What the task asks:
Return all lines that include the string "động".

Material for this exercise:

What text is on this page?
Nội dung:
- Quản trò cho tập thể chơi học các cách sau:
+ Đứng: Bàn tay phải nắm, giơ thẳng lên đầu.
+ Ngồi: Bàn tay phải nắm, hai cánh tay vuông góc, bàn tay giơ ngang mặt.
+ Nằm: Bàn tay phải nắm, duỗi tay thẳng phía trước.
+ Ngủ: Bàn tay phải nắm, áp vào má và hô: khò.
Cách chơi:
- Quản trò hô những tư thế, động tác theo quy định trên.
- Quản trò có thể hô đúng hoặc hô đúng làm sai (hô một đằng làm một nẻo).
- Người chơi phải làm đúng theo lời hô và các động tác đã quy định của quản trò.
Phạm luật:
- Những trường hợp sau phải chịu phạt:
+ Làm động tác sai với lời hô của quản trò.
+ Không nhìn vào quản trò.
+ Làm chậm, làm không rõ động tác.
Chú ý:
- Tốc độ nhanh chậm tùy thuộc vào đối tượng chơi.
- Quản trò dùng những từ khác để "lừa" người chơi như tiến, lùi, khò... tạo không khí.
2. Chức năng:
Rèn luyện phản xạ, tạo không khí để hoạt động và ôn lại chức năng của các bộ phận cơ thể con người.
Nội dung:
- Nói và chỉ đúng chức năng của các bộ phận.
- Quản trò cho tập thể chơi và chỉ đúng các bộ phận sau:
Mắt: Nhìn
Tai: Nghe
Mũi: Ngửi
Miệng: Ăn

Worked solution:
- Quản trò hô những tư thế, động tác theo quy định trên.
- Người chơi phải làm đúng theo lời hô và các động tác đã quy định của quản trò.
+ Làm động tác sai với lời hô của quản trò.
+ Làm chậm, làm không rõ động tác.
Rèn luyện phản xạ, tạo không khí để hoạt động và ôn lại chức năng của các bộ phận cơ thể con người.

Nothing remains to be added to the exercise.